▶ [Prompt]: Each line below must be set down exactly; omit any image you find.

▶ [Data extract]:
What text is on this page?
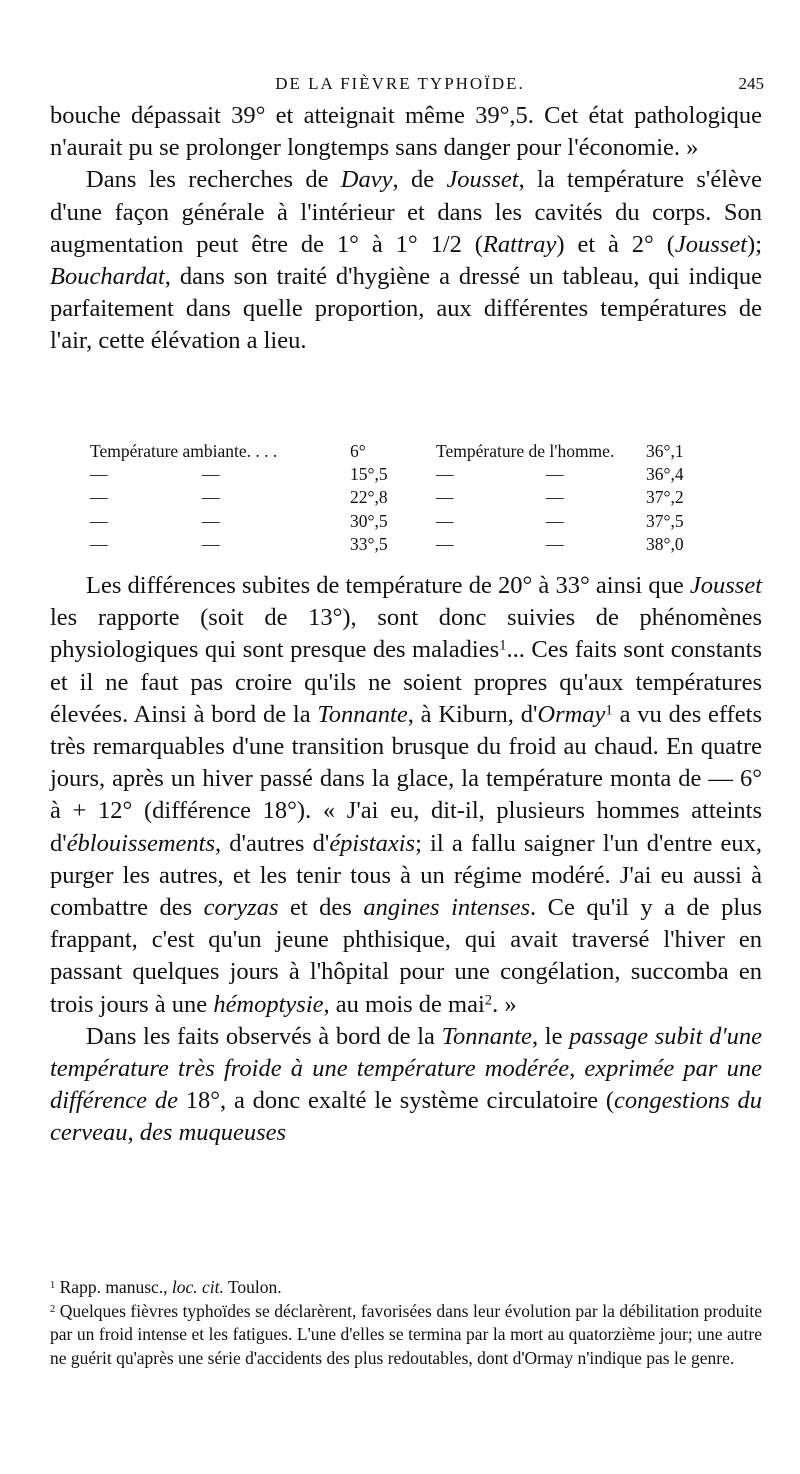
DE LA FIÈVRE TYPHOÏDE.	245

bouche dépassait 39° et atteignait même 39°,5. Cet état pathologique n'aurait pu se prolonger longtemps sans danger pour l'économie. »

Dans les recherches de Davy, de Jousset, la température s'élève d'une façon générale à l'intérieur et dans les cavités du corps. Son augmentation peut être de 1° à 1° 1/2 (Rattray) et à 2° (Jousset); Bouchardat, dans son traité d'hygiène a dressé un tableau, qui indique parfaitement dans quelle proportion, aux différentes températures de l'air, cette élévation a lieu.

Température ambiante. . . .	6°	Température de l'homme. 36°,1
—	—	15°,5	—	—	36°,4
—	—	22°,8	—	—	37°,2
—	—	30°,5	—	—	37°,5
—	—	33°,5	—	—	38°,0

Les différences subites de température de 20° à 33° ainsi que Jousset les rapporte (soit de 13°), sont donc suivies de phénomènes physiologiques qui sont presque des maladies$^1$... Ces faits sont constants et il ne faut pas croire qu'ils ne soient propres qu'aux températures élevées. Ainsi à bord de la Tonnante, à Kiburn, d'Ormay$^1$ a vu des effets très remarquables d'une transition brusque du froid au chaud. En quatre jours, après un hiver passé dans la glace, la température monta de — 6° à + 12° (différence 18°). « J'ai eu, dit-il, plusieurs hommes atteints d'éblouissements, d'autres d'épistaxis; il a fallu saigner l'un d'entre eux, purger les autres, et les tenir tous à un régime modéré. J'ai eu aussi à combattre des coryzas et des angines intenses. Ce qu'il y a de plus frappant, c'est qu'un jeune phthisique, qui avait traversé l'hiver en passant quelques jours à l'hôpital pour une congélation, succomba en trois jours à une hémoptysie, au mois de mai$^2$. »

Dans les faits observés à bord de la Tonnante, le passage subit d'une température très froide à une température modérée, exprimée par une différence de 18°, a donc exalté le système circulatoire (congestions du cerveau, des muqueuses

$^1$ Rapp. manusc., loc. cit. Toulon.

$^2$ Quelques fièvres typhoïdes se déclarèrent, favorisées dans leur évolution par la débilitation produite par un froid intense et les fatigues. L'une d'elles se termina par la mort au quatorzième jour; une autre ne guérit qu'après une série d'accidents des plus redoutables, dont d'Ormay n'indique pas le genre.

▶ [Exercise output]:
What text is on this page?
DE LA FIÈVRE TYPHOÏDE.	245

bouche dépassait 39° et atteignait même 39°,5. Cet état pathologique n'aurait pu se prolonger longtemps sans danger pour l'économie. »

Dans les recherches de Davy, de Jousset, la température s'élève d'une façon générale à l'intérieur et dans les cavités du corps. Son augmentation peut être de 1° à 1° 1/2 (Rattray) et à 2° (Jousset); Bouchardat, dans son traité d'hygiène a dressé un tableau, qui indique parfaitement dans quelle proportion, aux différentes températures de l'air, cette élévation a lieu.

Température ambiante. . . .	6°	Température de l'homme. 36°,1
—	—	15°,5	—	—	36°,4
—	—	22°,8	—	—	37°,2
—	—	30°,5	—	—	37°,5
—	—	33°,5	—	—	38°,0

Les différences subites de température de 20° à 33° ainsi que Jousset les rapporte (soit de 13°), sont donc suivies de phénomènes physiologiques qui sont presque des maladies$^1$... Ces faits sont constants et il ne faut pas croire qu'ils ne soient propres qu'aux températures élevées. Ainsi à bord de la Tonnante, à Kiburn, d'Ormay$^1$ a vu des effets très remarquables d'une transition brusque du froid au chaud. En quatre jours, après un hiver passé dans la glace, la température monta de — 6° à + 12° (différence 18°). « J'ai eu, dit-il, plusieurs hommes atteints d'éblouissements, d'autres d'épistaxis; il a fallu saigner l'un d'entre eux, purger les autres, et les tenir tous à un régime modéré. J'ai eu aussi à combattre des coryzas et des angines intenses. Ce qu'il y a de plus frappant, c'est qu'un jeune phthisique, qui avait traversé l'hiver en passant quelques jours à l'hôpital pour une congélation, succomba en trois jours à une hémoptysie, au mois de mai$^2$. »

Dans les faits observés à bord de la Tonnante, le passage subit d'une température très froide à une température modérée, exprimée par une différence de 18°, a donc exalté le système circulatoire (congestions du cerveau, des muqueuses

$^1$ Rapp. manusc., loc. cit. Toulon.

$^2$ Quelques fièvres typhoïdes se déclarèrent, favorisées dans leur évolution par la débilitation produite par un froid intense et les fatigues. L'une d'elles se termina par la mort au quatorzième jour; une autre ne guérit qu'après une série d'accidents des plus redoutables, dont d'Ormay n'indique pas le genre.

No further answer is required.